[Information given start]

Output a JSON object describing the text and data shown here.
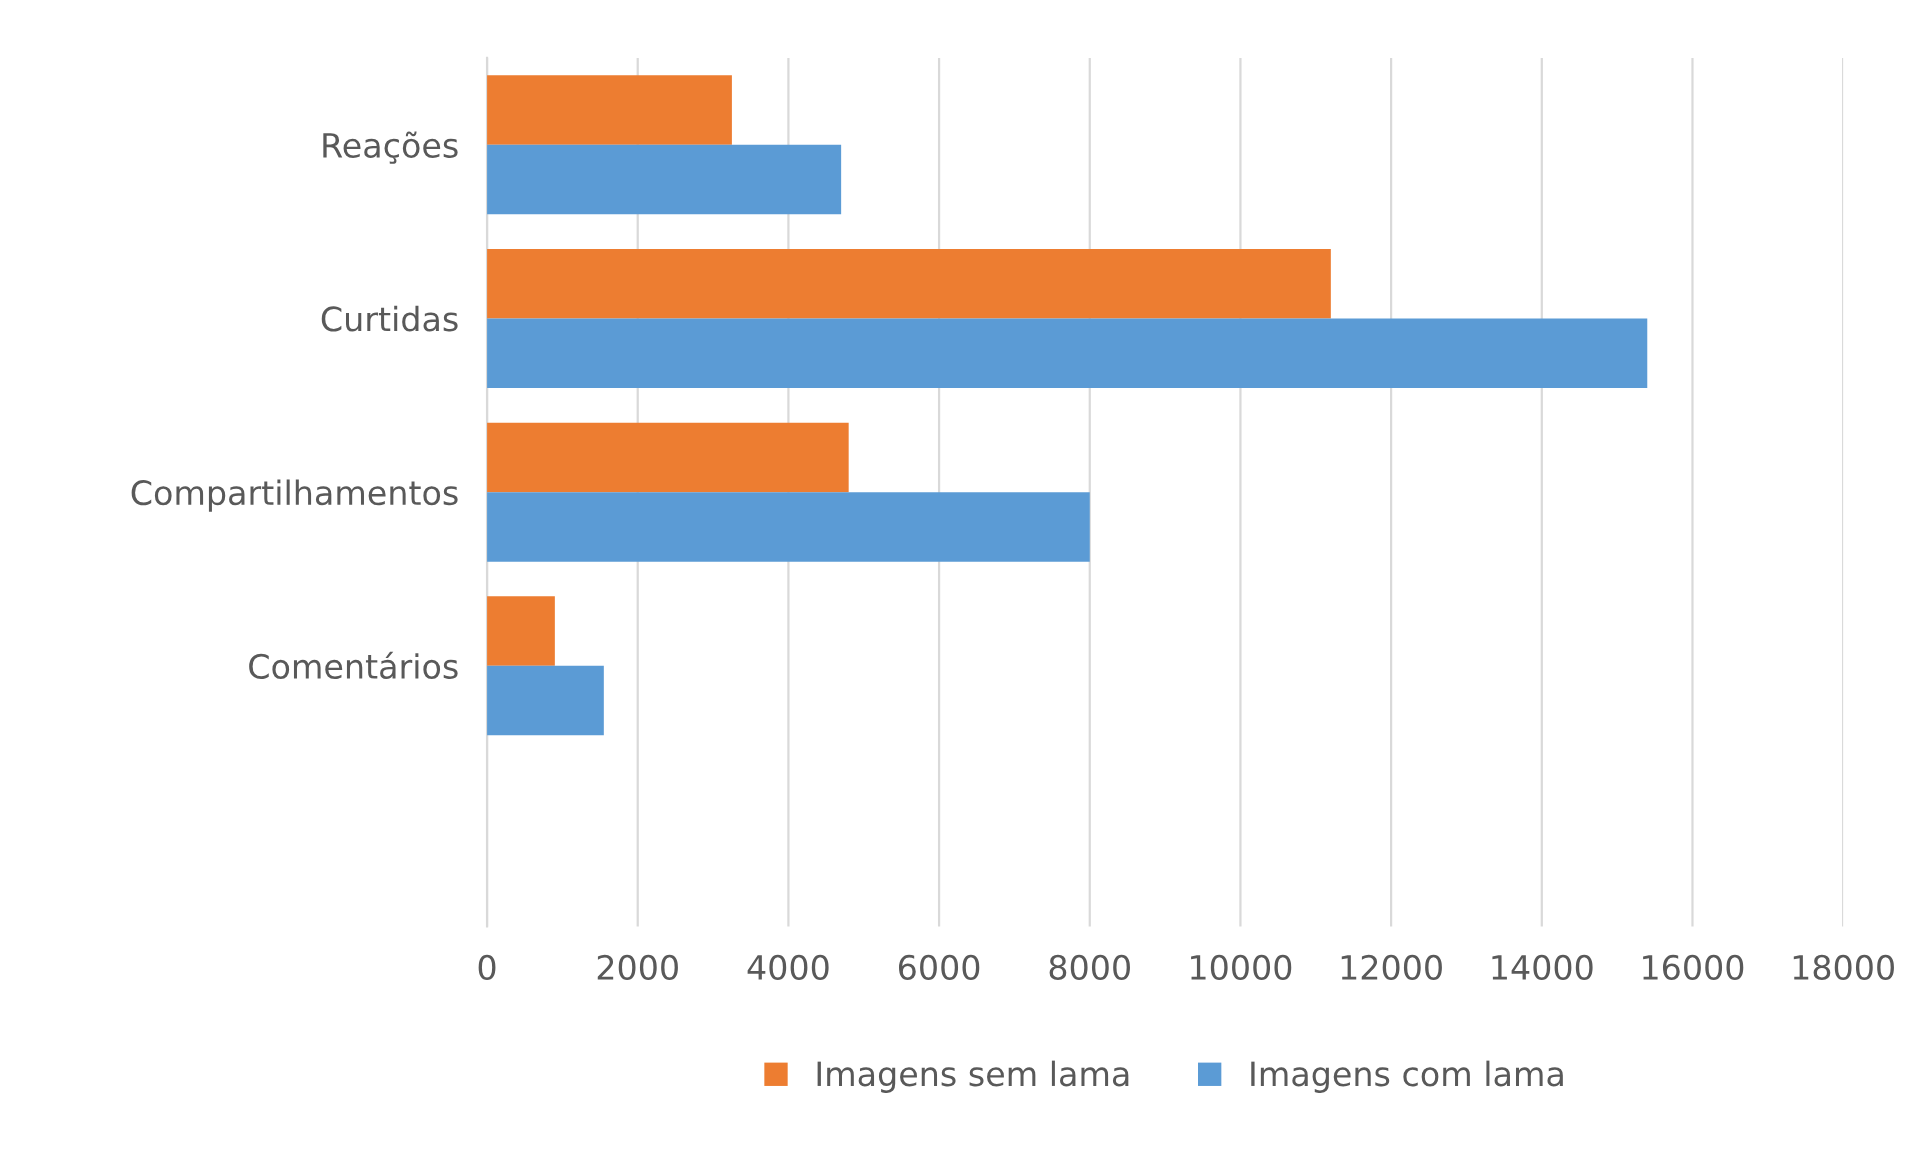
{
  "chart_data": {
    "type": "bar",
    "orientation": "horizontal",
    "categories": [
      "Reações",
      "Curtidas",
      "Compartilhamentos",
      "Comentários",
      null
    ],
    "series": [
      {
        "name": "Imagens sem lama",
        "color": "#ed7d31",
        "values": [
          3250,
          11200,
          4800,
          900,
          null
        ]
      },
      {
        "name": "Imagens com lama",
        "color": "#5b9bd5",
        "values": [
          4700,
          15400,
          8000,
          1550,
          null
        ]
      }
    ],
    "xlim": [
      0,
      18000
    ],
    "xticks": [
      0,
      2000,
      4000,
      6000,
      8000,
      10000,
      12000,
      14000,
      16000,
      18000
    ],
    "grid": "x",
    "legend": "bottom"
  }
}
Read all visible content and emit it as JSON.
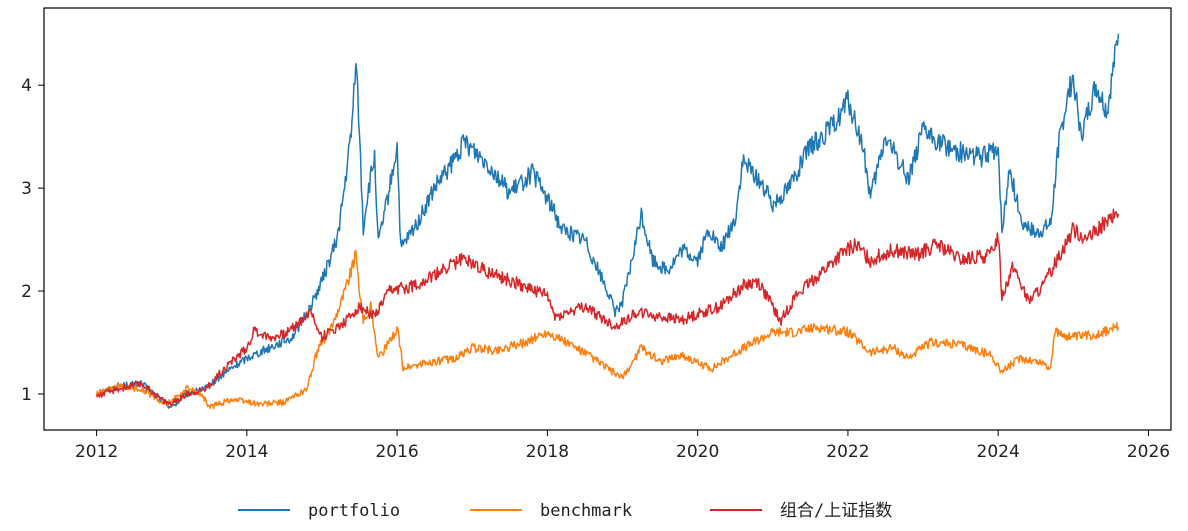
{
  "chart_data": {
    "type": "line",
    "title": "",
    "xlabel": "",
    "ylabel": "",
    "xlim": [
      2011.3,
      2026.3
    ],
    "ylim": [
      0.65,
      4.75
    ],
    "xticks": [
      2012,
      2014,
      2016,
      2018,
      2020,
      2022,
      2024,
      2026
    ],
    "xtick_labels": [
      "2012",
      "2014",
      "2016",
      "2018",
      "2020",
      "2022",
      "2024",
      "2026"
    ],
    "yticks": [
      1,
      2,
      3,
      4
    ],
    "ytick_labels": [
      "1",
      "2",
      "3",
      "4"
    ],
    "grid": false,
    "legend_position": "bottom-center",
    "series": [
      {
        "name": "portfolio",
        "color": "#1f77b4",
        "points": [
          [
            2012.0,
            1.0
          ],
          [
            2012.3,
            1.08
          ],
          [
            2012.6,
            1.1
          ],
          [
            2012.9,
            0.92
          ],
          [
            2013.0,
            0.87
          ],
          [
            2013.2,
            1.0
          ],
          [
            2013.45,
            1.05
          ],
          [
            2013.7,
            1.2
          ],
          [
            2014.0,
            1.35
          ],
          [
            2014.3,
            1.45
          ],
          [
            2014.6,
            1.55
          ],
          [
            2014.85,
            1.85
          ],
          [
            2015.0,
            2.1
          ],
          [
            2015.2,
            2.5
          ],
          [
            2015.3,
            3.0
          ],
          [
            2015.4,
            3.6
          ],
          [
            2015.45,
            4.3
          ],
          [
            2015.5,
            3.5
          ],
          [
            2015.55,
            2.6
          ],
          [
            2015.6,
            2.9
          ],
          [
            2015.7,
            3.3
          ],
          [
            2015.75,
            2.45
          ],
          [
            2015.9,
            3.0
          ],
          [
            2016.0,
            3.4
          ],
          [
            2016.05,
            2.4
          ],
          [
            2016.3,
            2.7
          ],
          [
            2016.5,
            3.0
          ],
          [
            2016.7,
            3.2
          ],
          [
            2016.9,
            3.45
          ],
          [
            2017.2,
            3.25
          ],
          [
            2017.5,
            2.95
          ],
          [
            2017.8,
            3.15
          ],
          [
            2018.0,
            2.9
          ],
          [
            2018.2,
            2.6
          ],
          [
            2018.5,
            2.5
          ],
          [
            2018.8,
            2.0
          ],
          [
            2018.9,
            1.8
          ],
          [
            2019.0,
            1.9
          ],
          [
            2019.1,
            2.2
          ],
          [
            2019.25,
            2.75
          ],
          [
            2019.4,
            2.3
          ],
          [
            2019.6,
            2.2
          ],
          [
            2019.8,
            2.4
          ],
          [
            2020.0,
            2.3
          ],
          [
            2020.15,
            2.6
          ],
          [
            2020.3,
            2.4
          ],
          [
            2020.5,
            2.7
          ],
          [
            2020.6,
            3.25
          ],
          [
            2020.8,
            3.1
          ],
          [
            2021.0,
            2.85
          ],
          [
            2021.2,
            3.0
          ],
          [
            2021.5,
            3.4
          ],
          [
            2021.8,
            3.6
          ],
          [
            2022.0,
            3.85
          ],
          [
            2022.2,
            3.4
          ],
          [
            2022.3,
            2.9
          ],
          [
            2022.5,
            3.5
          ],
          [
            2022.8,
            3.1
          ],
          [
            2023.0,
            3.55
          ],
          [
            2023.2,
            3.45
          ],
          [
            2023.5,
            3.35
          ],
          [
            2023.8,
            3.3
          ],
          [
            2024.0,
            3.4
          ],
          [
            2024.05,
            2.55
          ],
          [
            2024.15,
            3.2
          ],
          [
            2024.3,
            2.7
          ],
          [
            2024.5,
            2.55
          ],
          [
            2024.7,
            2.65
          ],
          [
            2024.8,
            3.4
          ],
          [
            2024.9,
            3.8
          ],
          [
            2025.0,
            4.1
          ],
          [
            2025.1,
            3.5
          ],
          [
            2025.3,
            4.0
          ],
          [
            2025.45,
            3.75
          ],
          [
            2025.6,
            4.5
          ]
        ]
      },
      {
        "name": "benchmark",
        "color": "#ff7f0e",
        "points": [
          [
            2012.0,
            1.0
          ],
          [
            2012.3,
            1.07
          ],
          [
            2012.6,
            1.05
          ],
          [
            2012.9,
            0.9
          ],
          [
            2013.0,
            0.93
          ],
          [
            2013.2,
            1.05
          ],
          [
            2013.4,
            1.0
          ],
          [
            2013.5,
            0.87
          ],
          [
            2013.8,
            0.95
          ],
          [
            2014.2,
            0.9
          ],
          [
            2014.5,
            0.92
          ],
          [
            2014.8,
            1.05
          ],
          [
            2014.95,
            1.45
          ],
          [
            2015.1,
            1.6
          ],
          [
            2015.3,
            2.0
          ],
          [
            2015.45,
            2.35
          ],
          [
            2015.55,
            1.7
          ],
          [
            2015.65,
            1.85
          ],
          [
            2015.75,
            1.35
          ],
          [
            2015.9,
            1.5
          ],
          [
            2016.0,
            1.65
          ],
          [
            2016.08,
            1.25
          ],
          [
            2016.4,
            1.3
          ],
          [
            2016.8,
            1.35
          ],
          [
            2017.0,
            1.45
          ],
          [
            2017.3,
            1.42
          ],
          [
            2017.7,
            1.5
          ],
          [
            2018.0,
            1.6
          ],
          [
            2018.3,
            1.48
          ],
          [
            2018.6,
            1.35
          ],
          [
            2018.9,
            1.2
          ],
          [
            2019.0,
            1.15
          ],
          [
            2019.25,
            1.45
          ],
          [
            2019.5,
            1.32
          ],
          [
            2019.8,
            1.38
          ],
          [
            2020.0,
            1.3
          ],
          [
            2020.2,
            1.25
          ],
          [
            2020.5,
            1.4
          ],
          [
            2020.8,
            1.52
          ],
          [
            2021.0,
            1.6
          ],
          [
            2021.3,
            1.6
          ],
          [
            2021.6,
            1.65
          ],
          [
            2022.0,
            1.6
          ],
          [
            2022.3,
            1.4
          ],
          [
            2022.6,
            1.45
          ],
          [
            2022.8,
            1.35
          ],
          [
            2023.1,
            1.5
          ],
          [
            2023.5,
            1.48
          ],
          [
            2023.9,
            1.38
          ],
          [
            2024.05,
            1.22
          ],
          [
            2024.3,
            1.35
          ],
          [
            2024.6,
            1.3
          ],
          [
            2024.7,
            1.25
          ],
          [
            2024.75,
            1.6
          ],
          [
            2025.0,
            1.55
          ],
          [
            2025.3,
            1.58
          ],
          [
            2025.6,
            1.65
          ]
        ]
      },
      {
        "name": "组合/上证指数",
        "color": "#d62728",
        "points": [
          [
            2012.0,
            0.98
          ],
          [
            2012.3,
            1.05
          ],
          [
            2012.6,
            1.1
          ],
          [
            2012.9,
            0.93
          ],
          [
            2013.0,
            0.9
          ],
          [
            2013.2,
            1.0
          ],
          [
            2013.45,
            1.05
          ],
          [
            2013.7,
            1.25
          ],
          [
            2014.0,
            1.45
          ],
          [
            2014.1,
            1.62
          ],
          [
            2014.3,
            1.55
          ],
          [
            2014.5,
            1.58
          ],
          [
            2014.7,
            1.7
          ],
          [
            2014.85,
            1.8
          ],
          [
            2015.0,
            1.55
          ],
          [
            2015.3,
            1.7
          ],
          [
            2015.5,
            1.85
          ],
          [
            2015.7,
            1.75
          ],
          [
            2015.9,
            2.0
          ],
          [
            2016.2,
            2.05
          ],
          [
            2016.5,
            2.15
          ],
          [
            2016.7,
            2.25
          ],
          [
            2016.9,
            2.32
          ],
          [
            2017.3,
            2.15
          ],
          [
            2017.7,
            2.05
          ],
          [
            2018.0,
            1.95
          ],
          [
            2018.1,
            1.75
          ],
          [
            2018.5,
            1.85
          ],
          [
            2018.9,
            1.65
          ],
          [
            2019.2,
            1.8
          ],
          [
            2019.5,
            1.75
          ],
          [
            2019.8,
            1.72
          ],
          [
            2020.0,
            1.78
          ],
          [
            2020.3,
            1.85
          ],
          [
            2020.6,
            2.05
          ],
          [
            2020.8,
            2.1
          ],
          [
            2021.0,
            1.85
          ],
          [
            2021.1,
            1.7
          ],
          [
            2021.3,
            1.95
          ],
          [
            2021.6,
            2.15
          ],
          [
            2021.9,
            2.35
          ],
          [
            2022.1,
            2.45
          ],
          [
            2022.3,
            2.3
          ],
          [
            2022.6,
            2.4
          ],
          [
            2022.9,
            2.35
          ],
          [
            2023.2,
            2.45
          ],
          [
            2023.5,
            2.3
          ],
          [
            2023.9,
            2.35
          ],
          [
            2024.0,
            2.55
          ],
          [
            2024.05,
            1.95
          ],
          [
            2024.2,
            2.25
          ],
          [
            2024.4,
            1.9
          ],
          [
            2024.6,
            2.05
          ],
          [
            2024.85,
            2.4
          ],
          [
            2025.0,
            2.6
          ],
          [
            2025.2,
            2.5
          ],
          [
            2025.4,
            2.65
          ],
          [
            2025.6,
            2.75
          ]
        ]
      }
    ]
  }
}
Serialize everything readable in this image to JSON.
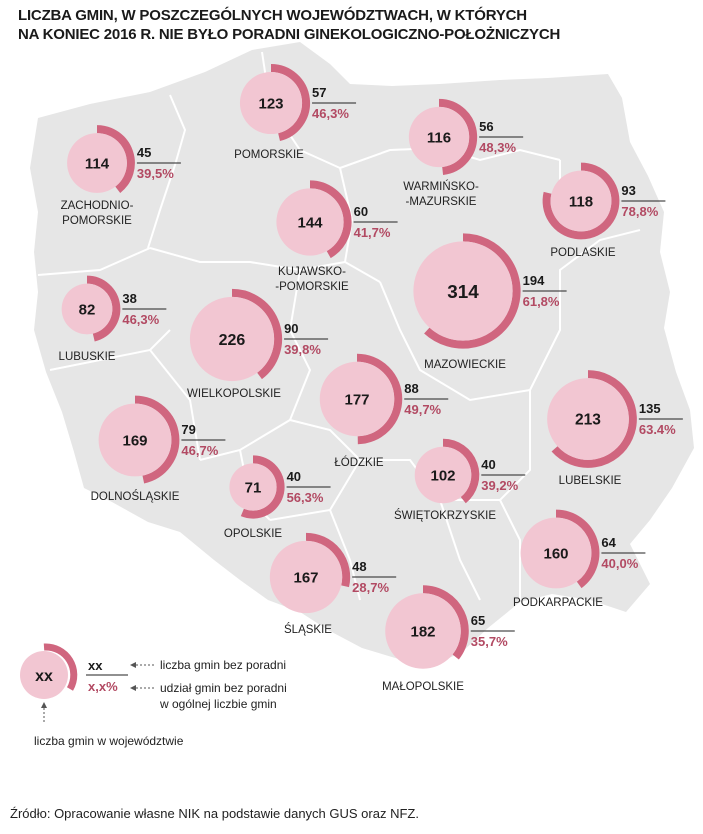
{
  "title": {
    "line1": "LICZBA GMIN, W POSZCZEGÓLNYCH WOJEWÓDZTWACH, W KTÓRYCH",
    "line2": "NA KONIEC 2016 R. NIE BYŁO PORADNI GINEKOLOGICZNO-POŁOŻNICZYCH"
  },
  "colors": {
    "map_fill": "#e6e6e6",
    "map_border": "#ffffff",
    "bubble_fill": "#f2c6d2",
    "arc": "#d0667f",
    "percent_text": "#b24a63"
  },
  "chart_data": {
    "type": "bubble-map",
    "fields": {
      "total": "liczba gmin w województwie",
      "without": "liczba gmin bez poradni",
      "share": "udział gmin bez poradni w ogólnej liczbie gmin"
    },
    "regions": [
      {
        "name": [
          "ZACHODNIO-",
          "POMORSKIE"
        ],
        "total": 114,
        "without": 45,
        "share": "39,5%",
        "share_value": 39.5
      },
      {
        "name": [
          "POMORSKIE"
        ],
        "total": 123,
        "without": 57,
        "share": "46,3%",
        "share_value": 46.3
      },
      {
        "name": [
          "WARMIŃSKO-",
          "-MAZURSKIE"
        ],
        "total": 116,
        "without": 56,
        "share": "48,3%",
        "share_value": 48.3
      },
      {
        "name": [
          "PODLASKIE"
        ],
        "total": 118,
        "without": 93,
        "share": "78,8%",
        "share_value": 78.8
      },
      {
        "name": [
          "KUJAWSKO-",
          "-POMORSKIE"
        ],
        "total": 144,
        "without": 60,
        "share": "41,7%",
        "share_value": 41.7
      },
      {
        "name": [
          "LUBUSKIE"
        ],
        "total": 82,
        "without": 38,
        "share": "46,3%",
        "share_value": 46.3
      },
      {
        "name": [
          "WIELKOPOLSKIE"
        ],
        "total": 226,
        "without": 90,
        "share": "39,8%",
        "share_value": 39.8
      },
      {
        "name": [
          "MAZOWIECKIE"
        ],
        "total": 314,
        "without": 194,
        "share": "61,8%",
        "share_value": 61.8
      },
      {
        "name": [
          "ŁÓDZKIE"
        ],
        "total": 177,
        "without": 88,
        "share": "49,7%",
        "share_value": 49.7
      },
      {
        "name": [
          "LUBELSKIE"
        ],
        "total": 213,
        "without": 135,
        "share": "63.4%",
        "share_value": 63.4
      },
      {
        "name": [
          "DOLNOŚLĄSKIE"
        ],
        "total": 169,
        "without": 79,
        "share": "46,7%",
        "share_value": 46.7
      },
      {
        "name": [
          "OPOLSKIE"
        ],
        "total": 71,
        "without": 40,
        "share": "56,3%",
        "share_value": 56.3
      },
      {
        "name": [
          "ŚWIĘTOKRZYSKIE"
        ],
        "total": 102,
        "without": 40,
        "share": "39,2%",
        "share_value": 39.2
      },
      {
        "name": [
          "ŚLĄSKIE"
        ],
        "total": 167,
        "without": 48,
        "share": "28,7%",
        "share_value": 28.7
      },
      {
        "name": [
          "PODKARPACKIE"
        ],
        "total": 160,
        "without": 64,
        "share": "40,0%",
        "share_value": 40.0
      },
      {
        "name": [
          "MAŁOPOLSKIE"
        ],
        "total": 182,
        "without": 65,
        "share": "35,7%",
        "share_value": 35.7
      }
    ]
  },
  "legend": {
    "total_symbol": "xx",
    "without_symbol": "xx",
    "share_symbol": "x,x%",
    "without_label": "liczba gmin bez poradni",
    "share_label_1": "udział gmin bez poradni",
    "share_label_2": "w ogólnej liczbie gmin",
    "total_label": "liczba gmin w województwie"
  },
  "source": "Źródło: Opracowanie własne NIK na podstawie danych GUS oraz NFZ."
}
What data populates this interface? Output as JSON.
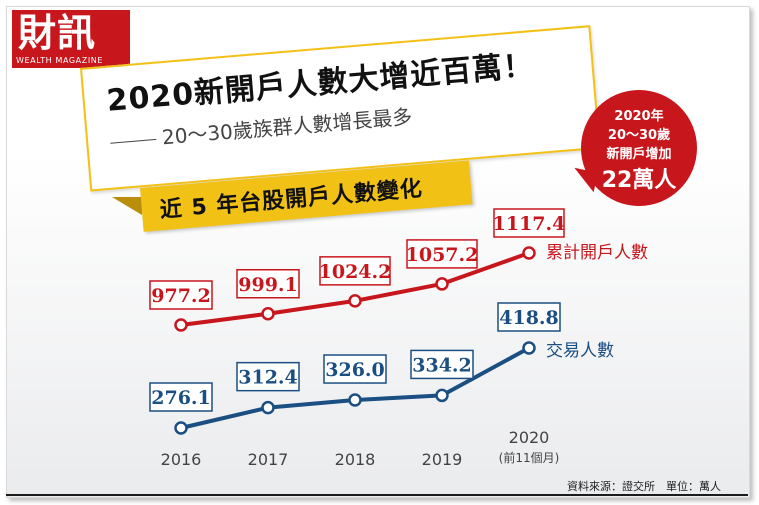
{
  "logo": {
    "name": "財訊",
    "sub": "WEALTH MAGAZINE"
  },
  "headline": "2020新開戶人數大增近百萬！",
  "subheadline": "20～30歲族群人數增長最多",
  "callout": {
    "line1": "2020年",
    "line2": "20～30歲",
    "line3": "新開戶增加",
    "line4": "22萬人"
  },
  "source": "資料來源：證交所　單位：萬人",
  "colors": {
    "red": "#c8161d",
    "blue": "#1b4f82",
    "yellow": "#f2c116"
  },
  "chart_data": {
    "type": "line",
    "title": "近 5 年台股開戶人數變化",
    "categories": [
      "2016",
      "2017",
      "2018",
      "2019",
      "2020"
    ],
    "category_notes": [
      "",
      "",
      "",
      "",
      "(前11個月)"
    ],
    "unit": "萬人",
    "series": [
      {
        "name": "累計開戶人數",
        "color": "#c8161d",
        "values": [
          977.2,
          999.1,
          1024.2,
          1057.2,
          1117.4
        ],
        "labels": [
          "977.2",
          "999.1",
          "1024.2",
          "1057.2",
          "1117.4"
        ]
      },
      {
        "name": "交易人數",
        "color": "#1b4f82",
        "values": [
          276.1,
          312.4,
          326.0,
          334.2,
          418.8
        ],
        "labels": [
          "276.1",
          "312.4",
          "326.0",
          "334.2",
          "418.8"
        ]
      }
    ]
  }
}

[Information given end]

● Given task:
Extract each line holding the string "lama".

● Finished task:
        "name": "Imagens sem lama",
        "name": "Imagens com lama",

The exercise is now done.